#### Task objective:
Return each line below that contains the string "name", copied in full. Case counts, so match the capitalization exactly.
[START Recorded data]
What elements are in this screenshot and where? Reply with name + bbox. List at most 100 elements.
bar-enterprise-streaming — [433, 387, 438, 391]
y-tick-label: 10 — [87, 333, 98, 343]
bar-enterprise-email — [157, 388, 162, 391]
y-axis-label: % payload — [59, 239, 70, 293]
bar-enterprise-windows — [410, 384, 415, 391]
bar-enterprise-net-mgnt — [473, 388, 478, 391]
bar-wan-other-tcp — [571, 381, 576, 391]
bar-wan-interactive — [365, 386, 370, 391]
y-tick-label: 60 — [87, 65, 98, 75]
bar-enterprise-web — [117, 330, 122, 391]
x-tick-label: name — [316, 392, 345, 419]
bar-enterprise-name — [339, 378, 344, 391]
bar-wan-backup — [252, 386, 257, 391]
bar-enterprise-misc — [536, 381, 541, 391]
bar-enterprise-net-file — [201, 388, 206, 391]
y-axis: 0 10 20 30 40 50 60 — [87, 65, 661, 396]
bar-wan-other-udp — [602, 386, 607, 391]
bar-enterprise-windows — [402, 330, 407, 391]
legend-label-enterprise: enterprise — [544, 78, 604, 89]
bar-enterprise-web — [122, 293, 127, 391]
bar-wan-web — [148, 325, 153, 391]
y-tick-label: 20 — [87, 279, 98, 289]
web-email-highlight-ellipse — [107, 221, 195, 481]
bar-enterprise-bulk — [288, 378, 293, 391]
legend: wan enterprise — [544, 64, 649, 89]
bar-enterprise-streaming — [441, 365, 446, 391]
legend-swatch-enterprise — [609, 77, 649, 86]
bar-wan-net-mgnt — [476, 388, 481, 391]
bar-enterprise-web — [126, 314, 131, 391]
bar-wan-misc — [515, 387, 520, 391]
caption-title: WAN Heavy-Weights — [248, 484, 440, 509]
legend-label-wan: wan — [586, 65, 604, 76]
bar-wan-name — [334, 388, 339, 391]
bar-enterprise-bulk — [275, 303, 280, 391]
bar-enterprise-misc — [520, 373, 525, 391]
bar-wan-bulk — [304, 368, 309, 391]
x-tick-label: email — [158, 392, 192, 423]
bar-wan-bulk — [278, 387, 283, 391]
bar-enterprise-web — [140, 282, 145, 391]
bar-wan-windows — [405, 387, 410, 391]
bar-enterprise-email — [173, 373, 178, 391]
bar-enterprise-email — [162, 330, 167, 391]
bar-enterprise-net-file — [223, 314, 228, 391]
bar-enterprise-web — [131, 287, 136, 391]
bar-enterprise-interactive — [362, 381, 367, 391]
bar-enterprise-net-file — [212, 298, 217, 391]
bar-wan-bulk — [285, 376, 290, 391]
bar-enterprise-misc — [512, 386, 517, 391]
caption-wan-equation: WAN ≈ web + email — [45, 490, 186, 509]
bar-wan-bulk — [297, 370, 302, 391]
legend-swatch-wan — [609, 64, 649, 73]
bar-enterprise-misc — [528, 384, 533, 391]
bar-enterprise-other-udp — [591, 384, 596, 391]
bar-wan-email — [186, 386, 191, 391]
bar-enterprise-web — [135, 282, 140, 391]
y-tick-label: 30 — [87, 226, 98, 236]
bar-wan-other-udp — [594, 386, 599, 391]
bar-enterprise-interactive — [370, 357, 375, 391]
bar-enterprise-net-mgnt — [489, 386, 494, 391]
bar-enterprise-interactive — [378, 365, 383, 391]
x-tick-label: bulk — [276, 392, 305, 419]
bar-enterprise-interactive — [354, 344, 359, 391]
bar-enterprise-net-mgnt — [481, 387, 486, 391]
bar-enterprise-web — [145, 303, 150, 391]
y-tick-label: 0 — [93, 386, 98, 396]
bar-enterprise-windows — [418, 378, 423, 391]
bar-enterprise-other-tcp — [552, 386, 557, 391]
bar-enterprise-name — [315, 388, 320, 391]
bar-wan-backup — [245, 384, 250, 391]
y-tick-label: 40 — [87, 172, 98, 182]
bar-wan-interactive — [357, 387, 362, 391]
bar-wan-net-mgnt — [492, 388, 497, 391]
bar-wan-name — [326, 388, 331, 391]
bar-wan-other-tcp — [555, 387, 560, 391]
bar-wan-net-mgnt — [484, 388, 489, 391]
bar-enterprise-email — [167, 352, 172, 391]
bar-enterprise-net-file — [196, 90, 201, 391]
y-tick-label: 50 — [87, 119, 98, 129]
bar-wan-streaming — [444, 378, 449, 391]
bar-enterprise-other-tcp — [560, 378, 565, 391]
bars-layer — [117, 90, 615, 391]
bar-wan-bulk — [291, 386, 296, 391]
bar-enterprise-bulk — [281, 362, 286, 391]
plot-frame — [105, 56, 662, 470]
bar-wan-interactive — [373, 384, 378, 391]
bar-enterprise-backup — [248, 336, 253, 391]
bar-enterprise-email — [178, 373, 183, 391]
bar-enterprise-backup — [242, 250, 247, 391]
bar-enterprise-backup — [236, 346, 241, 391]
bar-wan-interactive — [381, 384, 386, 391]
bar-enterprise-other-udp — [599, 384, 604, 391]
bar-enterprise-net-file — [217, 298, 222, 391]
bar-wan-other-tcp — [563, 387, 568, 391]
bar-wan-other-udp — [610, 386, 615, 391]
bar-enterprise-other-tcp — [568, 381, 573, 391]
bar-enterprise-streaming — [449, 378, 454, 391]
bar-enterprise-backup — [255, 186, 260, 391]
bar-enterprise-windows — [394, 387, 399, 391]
[END Recorded data]
#### Solution to the problem:
What elements are in this screenshot and where? Reply with name + bbox. List at most 100 elements.
x-tick-label: name — [316, 392, 345, 419]
bar-enterprise-name — [339, 378, 344, 391]
bar-wan-name — [334, 388, 339, 391]
bar-enterprise-name — [315, 388, 320, 391]
bar-wan-name — [326, 388, 331, 391]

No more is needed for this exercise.